Pictures appear in the records below; write out everything else exactly.
[start]
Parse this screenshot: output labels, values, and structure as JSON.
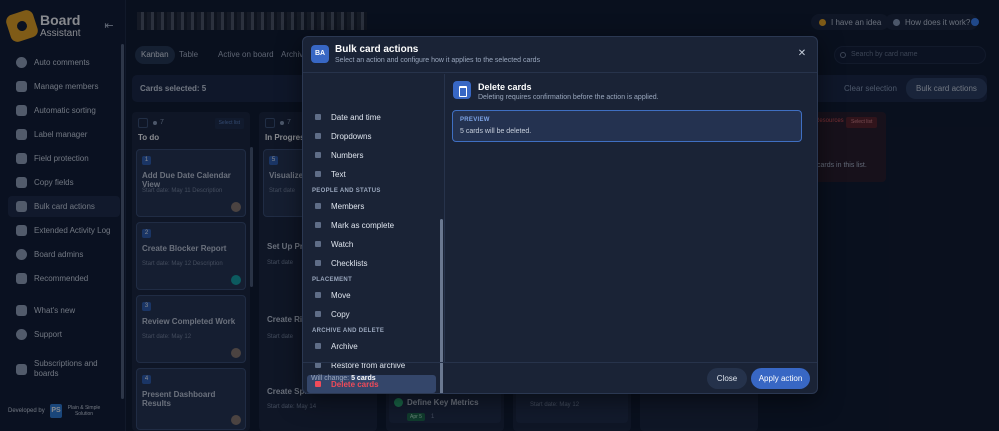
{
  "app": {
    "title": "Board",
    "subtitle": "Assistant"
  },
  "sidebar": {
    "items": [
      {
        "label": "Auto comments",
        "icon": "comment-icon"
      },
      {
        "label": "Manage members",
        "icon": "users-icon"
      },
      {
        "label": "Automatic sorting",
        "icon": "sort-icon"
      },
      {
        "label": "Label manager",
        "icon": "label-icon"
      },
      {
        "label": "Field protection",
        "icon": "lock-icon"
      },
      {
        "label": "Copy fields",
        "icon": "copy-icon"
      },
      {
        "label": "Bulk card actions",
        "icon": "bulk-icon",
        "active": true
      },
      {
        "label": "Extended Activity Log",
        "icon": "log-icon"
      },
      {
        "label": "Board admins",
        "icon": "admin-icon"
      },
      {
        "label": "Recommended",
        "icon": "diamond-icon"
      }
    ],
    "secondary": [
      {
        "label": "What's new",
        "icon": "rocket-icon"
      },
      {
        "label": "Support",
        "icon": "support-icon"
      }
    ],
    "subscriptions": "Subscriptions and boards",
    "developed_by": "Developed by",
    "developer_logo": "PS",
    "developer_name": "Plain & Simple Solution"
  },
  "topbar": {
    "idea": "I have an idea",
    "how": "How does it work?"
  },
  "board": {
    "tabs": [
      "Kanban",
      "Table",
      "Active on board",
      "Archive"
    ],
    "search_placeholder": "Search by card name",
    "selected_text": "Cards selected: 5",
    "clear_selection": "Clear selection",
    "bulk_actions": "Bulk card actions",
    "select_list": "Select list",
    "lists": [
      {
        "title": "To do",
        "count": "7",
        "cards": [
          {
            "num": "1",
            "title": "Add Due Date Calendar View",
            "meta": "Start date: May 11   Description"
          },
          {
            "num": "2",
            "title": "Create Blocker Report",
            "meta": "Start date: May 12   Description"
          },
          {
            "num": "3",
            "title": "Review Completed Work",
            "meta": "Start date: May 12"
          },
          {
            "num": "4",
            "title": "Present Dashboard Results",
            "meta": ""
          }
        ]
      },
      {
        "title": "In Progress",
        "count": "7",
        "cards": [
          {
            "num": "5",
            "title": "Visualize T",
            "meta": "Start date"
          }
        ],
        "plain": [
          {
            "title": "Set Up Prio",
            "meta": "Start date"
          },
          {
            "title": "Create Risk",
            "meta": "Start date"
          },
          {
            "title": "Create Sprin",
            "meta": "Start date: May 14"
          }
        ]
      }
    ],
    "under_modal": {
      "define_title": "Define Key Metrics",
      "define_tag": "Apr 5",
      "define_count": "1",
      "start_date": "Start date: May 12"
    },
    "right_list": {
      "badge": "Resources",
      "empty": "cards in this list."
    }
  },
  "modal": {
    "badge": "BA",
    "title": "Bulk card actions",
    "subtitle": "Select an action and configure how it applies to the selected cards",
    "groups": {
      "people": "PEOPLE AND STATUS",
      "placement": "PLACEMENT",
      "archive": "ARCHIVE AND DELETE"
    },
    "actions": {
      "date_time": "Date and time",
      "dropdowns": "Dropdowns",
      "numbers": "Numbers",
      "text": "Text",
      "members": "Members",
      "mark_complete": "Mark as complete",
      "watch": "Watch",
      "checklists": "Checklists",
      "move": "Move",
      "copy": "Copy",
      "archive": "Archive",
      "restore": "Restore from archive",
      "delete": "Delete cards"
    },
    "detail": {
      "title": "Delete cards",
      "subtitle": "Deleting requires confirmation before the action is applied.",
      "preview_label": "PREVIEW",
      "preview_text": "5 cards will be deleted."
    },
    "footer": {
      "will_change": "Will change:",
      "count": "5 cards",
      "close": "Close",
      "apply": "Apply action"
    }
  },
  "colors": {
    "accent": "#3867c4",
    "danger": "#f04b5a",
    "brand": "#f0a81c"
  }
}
[end]
- _Solution below_
Parse this screenshot: output labels, values, and structure as JSON.
{
  "app": {
    "title": "Board",
    "subtitle": "Assistant"
  },
  "sidebar": {
    "items": [
      {
        "label": "Auto comments",
        "icon": "comment-icon"
      },
      {
        "label": "Manage members",
        "icon": "users-icon"
      },
      {
        "label": "Automatic sorting",
        "icon": "sort-icon"
      },
      {
        "label": "Label manager",
        "icon": "label-icon"
      },
      {
        "label": "Field protection",
        "icon": "lock-icon"
      },
      {
        "label": "Copy fields",
        "icon": "copy-icon"
      },
      {
        "label": "Bulk card actions",
        "icon": "bulk-icon",
        "active": true
      },
      {
        "label": "Extended Activity Log",
        "icon": "log-icon"
      },
      {
        "label": "Board admins",
        "icon": "admin-icon"
      },
      {
        "label": "Recommended",
        "icon": "diamond-icon"
      }
    ],
    "secondary": [
      {
        "label": "What's new",
        "icon": "rocket-icon"
      },
      {
        "label": "Support",
        "icon": "support-icon"
      }
    ],
    "subscriptions": "Subscriptions and boards",
    "developed_by": "Developed by",
    "developer_logo": "PS",
    "developer_name": "Plain & Simple Solution"
  },
  "topbar": {
    "idea": "I have an idea",
    "how": "How does it work?"
  },
  "board": {
    "tabs": [
      "Kanban",
      "Table",
      "Active on board",
      "Archive"
    ],
    "search_placeholder": "Search by card name",
    "selected_text": "Cards selected: 5",
    "clear_selection": "Clear selection",
    "bulk_actions": "Bulk card actions",
    "select_list": "Select list",
    "lists": [
      {
        "title": "To do",
        "count": "7",
        "cards": [
          {
            "num": "1",
            "title": "Add Due Date Calendar View",
            "meta": "Start date: May 11   Description"
          },
          {
            "num": "2",
            "title": "Create Blocker Report",
            "meta": "Start date: May 12   Description"
          },
          {
            "num": "3",
            "title": "Review Completed Work",
            "meta": "Start date: May 12"
          },
          {
            "num": "4",
            "title": "Present Dashboard Results",
            "meta": ""
          }
        ]
      },
      {
        "title": "In Progress",
        "count": "7",
        "cards": [
          {
            "num": "5",
            "title": "Visualize T",
            "meta": "Start date"
          }
        ],
        "plain": [
          {
            "title": "Set Up Prio",
            "meta": "Start date"
          },
          {
            "title": "Create Risk",
            "meta": "Start date"
          },
          {
            "title": "Create Sprin",
            "meta": "Start date: May 14"
          }
        ]
      }
    ],
    "under_modal": {
      "define_title": "Define Key Metrics",
      "define_tag": "Apr 5",
      "define_count": "1",
      "start_date": "Start date: May 12"
    },
    "right_list": {
      "badge": "Resources",
      "empty": "cards in this list."
    }
  },
  "modal": {
    "badge": "BA",
    "title": "Bulk card actions",
    "subtitle": "Select an action and configure how it applies to the selected cards",
    "groups": {
      "people": "PEOPLE AND STATUS",
      "placement": "PLACEMENT",
      "archive": "ARCHIVE AND DELETE"
    },
    "actions": {
      "date_time": "Date and time",
      "dropdowns": "Dropdowns",
      "numbers": "Numbers",
      "text": "Text",
      "members": "Members",
      "mark_complete": "Mark as complete",
      "watch": "Watch",
      "checklists": "Checklists",
      "move": "Move",
      "copy": "Copy",
      "archive": "Archive",
      "restore": "Restore from archive",
      "delete": "Delete cards"
    },
    "detail": {
      "title": "Delete cards",
      "subtitle": "Deleting requires confirmation before the action is applied.",
      "preview_label": "PREVIEW",
      "preview_text": "5 cards will be deleted."
    },
    "footer": {
      "will_change": "Will change:",
      "count": "5 cards",
      "close": "Close",
      "apply": "Apply action"
    }
  },
  "colors": {
    "accent": "#3867c4",
    "danger": "#f04b5a",
    "brand": "#f0a81c"
  }
}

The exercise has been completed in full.